• Input records:
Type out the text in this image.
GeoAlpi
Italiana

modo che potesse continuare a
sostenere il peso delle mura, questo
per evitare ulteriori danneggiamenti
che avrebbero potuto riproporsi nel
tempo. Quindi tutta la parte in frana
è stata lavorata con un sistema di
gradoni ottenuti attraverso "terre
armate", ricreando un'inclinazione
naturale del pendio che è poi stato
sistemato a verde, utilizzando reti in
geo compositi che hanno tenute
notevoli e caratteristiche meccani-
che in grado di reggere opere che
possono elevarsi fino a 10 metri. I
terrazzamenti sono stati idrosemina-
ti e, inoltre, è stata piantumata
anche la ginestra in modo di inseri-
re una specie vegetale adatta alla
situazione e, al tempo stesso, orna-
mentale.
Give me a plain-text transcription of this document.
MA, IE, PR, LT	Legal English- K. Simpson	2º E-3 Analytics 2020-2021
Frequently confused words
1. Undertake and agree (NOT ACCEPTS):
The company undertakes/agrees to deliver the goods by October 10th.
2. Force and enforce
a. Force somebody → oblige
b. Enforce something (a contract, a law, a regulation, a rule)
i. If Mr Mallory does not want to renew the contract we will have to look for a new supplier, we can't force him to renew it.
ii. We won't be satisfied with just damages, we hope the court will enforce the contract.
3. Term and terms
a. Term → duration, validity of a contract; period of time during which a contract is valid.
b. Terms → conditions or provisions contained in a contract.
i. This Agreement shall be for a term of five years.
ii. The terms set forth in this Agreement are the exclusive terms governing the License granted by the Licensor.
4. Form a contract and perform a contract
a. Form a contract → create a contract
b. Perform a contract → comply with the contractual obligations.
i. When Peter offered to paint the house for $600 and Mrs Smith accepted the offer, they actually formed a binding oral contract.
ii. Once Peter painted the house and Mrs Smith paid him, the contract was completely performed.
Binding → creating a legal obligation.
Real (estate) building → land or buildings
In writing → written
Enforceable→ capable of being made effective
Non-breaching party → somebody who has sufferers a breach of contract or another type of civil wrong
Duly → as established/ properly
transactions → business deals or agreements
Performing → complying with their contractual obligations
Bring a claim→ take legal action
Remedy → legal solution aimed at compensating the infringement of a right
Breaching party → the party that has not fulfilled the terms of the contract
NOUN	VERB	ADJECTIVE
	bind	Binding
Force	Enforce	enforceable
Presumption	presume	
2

• Exercise instructions:
Output each record exactly, leaving nothing out.

• Answer to this problem:
Type out the text in this image.
GeoAlpi
Italiana

modo che potesse continuare a
sostenere il peso delle mura, questo
per evitare ulteriori danneggiamenti
che avrebbero potuto riproporsi nel
tempo. Quindi tutta la parte in frana
è stata lavorata con un sistema di
gradoni ottenuti attraverso "terre
armate", ricreando un'inclinazione
naturale del pendio che è poi stato
sistemato a verde, utilizzando reti in
geo compositi che hanno tenute
notevoli e caratteristiche meccani-
che in grado di reggere opere che
possono elevarsi fino a 10 metri. I
terrazzamenti sono stati idrosemina-
ti e, inoltre, è stata piantumata
anche la ginestra in modo di inseri-
re una specie vegetale adatta alla
situazione e, al tempo stesso, orna-
mentale.
Give me a plain-text transcription of this document.
MA, IE, PR, LT	Legal English- K. Simpson	2º E-3 Analytics 2020-2021
Frequently confused words
1. Undertake and agree (NOT ACCEPTS):
The company undertakes/agrees to deliver the goods by October 10th.
2. Force and enforce
a. Force somebody → oblige
b. Enforce something (a contract, a law, a regulation, a rule)
i. If Mr Mallory does not want to renew the contract we will have to look for a new supplier, we can't force him to renew it.
ii. We won't be satisfied with just damages, we hope the court will enforce the contract.
3. Term and terms
a. Term → duration, validity of a contract; period of time during which a contract is valid.
b. Terms → conditions or provisions contained in a contract.
i. This Agreement shall be for a term of five years.
ii. The terms set forth in this Agreement are the exclusive terms governing the License granted by the Licensor.
4. Form a contract and perform a contract
a. Form a contract → create a contract
b. Perform a contract → comply with the contractual obligations.
i. When Peter offered to paint the house for $600 and Mrs Smith accepted the offer, they actually formed a binding oral contract.
ii. Once Peter painted the house and Mrs Smith paid him, the contract was completely performed.
Binding → creating a legal obligation.
Real (estate) building → land or buildings
In writing → written
Enforceable→ capable of being made effective
Non-breaching party → somebody who has sufferers a breach of contract or another type of civil wrong
Duly → as established/ properly
transactions → business deals or agreements
Performing → complying with their contractual obligations
Bring a claim→ take legal action
Remedy → legal solution aimed at compensating the infringement of a right
Breaching party → the party that has not fulfilled the terms of the contract
NOUN	VERB	ADJECTIVE
	bind	Binding
Force	Enforce	enforceable
Presumption	presume	
2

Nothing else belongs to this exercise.